Information supplied —
● ● ● ● ●

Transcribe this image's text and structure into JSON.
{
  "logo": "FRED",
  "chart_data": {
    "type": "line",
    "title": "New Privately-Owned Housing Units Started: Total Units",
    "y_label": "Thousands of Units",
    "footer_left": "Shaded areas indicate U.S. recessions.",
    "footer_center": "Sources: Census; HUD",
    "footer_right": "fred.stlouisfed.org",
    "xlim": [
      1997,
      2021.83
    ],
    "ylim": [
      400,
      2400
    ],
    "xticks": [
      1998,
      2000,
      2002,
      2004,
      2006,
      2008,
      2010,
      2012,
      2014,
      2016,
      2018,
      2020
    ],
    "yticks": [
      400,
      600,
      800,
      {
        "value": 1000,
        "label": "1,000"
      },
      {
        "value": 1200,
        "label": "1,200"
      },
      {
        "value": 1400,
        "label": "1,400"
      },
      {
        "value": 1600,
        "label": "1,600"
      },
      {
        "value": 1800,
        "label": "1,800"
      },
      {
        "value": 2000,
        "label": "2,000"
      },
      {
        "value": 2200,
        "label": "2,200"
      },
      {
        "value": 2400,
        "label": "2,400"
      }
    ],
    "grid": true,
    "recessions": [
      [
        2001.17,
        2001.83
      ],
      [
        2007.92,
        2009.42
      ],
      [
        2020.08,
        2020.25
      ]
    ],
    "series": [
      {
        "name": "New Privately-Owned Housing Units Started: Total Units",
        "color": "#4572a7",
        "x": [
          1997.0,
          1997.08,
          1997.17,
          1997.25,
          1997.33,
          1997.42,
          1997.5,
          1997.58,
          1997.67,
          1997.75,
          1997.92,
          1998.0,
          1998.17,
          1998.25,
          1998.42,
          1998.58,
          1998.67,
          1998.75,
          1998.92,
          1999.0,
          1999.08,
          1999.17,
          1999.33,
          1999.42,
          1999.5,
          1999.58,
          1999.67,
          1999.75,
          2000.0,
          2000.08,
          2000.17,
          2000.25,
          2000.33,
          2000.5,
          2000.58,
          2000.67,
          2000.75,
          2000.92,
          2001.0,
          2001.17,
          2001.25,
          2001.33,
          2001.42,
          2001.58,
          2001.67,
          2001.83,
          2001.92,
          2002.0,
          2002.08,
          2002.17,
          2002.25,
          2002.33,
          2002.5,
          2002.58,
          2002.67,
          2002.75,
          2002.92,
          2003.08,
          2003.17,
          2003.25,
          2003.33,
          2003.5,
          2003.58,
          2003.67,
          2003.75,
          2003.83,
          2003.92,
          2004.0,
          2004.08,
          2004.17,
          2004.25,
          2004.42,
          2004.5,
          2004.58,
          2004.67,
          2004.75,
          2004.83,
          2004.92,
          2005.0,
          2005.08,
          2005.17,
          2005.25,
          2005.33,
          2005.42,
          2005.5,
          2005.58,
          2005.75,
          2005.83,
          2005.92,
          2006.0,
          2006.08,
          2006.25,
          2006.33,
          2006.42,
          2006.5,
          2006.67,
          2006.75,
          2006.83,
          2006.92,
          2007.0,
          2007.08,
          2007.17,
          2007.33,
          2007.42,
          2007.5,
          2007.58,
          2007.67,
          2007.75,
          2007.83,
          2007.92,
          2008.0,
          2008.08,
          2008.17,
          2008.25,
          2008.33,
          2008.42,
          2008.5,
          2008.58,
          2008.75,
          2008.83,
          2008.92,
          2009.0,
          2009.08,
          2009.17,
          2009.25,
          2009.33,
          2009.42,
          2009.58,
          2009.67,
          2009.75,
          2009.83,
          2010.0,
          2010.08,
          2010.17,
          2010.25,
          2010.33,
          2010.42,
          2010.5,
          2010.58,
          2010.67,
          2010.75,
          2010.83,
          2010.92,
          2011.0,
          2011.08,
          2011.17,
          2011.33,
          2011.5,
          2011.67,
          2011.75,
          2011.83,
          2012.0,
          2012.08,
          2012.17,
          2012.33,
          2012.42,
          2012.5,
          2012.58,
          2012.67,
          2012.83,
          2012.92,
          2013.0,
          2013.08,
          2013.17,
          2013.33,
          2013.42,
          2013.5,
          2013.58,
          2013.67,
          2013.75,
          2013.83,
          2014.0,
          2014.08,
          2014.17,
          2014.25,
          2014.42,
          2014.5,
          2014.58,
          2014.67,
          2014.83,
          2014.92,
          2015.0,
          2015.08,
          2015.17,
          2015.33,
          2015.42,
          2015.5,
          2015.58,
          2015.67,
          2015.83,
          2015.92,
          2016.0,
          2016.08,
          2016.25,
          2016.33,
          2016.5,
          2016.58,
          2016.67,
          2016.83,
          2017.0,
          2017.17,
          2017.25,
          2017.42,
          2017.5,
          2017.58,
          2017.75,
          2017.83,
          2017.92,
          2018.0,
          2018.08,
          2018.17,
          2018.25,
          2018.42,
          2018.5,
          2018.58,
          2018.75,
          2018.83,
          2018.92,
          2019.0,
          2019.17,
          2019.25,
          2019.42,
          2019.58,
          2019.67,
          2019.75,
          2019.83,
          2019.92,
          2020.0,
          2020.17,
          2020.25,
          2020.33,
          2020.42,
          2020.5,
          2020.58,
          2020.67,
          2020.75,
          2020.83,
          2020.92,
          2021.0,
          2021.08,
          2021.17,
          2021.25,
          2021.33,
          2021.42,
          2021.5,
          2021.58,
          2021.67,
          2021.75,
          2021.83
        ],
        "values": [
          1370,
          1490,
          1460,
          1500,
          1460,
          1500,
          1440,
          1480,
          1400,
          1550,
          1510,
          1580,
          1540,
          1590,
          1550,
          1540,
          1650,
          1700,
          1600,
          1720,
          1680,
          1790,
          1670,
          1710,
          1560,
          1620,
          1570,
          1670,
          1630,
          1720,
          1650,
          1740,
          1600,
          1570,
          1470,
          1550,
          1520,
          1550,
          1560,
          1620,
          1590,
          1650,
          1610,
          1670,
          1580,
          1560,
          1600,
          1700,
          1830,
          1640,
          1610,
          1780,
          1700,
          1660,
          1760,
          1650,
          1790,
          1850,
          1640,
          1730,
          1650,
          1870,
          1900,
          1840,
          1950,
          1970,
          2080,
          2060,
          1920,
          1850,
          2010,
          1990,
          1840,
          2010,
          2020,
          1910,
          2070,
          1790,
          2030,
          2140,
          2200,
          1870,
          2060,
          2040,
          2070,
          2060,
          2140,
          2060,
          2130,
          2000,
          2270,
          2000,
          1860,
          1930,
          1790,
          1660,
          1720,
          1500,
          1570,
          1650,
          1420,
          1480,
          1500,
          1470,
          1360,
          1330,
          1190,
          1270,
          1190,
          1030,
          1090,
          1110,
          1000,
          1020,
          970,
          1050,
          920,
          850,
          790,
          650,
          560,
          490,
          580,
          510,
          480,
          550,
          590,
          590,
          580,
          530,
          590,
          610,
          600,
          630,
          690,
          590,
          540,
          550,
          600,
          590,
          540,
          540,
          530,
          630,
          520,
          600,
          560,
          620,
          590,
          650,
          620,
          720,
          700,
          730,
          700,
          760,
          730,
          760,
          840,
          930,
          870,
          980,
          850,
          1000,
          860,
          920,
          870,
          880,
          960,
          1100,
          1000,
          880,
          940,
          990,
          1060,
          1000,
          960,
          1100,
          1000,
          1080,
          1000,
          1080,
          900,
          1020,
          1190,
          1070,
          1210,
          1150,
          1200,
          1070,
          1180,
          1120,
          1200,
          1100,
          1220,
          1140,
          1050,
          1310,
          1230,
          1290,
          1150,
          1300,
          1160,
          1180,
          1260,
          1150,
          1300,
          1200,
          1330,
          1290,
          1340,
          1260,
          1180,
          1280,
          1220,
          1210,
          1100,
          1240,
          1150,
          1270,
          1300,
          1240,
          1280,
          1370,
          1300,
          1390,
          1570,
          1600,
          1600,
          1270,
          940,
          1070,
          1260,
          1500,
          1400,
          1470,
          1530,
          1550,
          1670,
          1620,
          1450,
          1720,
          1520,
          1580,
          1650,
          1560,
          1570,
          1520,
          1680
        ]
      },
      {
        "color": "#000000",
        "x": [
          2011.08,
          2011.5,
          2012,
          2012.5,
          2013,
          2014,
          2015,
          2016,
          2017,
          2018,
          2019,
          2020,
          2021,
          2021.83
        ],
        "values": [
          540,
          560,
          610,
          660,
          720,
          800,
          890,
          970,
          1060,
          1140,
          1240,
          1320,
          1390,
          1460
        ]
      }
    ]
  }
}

● ● ● ● ●

Exercise goal — Check each line above for the string "Housing" and show the ones that have it.

Result —
    "title": "New Privately-Owned Housing Units Started: Total Units",
        "name": "New Privately-Owned Housing Units Started: Total Units",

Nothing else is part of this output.